▸ Task requirements
Every line of the material that follows must be printed again exactly.
* start *
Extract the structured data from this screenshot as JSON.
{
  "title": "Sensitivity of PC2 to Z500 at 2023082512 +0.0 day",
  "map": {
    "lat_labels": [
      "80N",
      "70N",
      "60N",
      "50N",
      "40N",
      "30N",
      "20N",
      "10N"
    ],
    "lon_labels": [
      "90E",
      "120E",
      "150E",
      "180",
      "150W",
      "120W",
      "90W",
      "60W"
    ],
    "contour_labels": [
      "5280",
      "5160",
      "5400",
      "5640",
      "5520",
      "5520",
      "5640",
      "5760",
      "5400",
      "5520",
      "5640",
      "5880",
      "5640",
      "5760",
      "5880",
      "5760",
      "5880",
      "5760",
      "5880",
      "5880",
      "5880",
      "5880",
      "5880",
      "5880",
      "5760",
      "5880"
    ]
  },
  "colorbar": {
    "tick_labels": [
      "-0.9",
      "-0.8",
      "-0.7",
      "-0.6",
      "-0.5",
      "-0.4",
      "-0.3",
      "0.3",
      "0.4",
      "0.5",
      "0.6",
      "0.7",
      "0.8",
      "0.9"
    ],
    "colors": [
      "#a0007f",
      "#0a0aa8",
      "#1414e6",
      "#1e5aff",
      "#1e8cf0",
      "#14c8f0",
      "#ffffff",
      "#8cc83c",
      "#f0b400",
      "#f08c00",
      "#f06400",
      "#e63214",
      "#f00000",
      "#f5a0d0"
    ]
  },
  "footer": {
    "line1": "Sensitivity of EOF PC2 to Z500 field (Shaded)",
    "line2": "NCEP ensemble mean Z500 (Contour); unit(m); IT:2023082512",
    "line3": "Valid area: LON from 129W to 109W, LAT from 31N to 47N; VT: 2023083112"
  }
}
* end *
▸ Solved exercise
Extract the structured data from this screenshot as JSON.
{
  "title": "Sensitivity of PC2 to Z500 at 2023082512 +0.0 day",
  "map": {
    "lat_labels": [
      "80N",
      "70N",
      "60N",
      "50N",
      "40N",
      "30N",
      "20N",
      "10N"
    ],
    "lon_labels": [
      "90E",
      "120E",
      "150E",
      "180",
      "150W",
      "120W",
      "90W",
      "60W"
    ],
    "contour_labels": [
      "5280",
      "5160",
      "5400",
      "5640",
      "5520",
      "5520",
      "5640",
      "5760",
      "5400",
      "5520",
      "5640",
      "5880",
      "5640",
      "5760",
      "5880",
      "5760",
      "5880",
      "5760",
      "5880",
      "5880",
      "5880",
      "5880",
      "5880",
      "5880",
      "5760",
      "5880"
    ]
  },
  "colorbar": {
    "tick_labels": [
      "-0.9",
      "-0.8",
      "-0.7",
      "-0.6",
      "-0.5",
      "-0.4",
      "-0.3",
      "0.3",
      "0.4",
      "0.5",
      "0.6",
      "0.7",
      "0.8",
      "0.9"
    ],
    "colors": [
      "#a0007f",
      "#0a0aa8",
      "#1414e6",
      "#1e5aff",
      "#1e8cf0",
      "#14c8f0",
      "#ffffff",
      "#8cc83c",
      "#f0b400",
      "#f08c00",
      "#f06400",
      "#e63214",
      "#f00000",
      "#f5a0d0"
    ]
  },
  "footer": {
    "line1": "Sensitivity of EOF PC2 to Z500 field (Shaded)",
    "line2": "NCEP ensemble mean Z500 (Contour); unit(m); IT:2023082512",
    "line3": "Valid area: LON from 129W to 109W, LAT from 31N to 47N; VT: 2023083112"
  }
}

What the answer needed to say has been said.